§ Written problem
Word for word, restate every line of the listing that follows.
[BEGIN Provided information]
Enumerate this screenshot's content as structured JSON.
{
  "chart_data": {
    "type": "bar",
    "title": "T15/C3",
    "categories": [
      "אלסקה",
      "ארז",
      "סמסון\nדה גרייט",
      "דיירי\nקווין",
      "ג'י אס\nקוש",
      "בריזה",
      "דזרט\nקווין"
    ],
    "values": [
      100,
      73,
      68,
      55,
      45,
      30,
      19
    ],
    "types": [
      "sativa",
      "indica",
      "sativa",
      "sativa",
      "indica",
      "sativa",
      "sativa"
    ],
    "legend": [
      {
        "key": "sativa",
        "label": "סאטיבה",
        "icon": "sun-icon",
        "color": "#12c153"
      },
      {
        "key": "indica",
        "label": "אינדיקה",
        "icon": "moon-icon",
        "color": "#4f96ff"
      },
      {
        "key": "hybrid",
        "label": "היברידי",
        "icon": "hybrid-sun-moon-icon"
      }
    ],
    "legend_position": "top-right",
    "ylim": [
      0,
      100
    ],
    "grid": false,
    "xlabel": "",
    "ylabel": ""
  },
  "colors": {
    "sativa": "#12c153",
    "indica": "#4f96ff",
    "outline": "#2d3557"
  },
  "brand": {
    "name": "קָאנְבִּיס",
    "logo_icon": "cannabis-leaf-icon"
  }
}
[END Provided information]
§ Solution to the exercise
Enumerate this screenshot's content as structured JSON.
{
  "chart_data": {
    "type": "bar",
    "title": "T15/C3",
    "categories": [
      "אלסקה",
      "ארז",
      "סמסון\nדה גרייט",
      "דיירי\nקווין",
      "ג'י אס\nקוש",
      "בריזה",
      "דזרט\nקווין"
    ],
    "values": [
      100,
      73,
      68,
      55,
      45,
      30,
      19
    ],
    "types": [
      "sativa",
      "indica",
      "sativa",
      "sativa",
      "indica",
      "sativa",
      "sativa"
    ],
    "legend": [
      {
        "key": "sativa",
        "label": "סאטיבה",
        "icon": "sun-icon",
        "color": "#12c153"
      },
      {
        "key": "indica",
        "label": "אינדיקה",
        "icon": "moon-icon",
        "color": "#4f96ff"
      },
      {
        "key": "hybrid",
        "label": "היברידי",
        "icon": "hybrid-sun-moon-icon"
      }
    ],
    "legend_position": "top-right",
    "ylim": [
      0,
      100
    ],
    "grid": false,
    "xlabel": "",
    "ylabel": ""
  },
  "colors": {
    "sativa": "#12c153",
    "indica": "#4f96ff",
    "outline": "#2d3557"
  },
  "brand": {
    "name": "קָאנְבִּיס",
    "logo_icon": "cannabis-leaf-icon"
  }
}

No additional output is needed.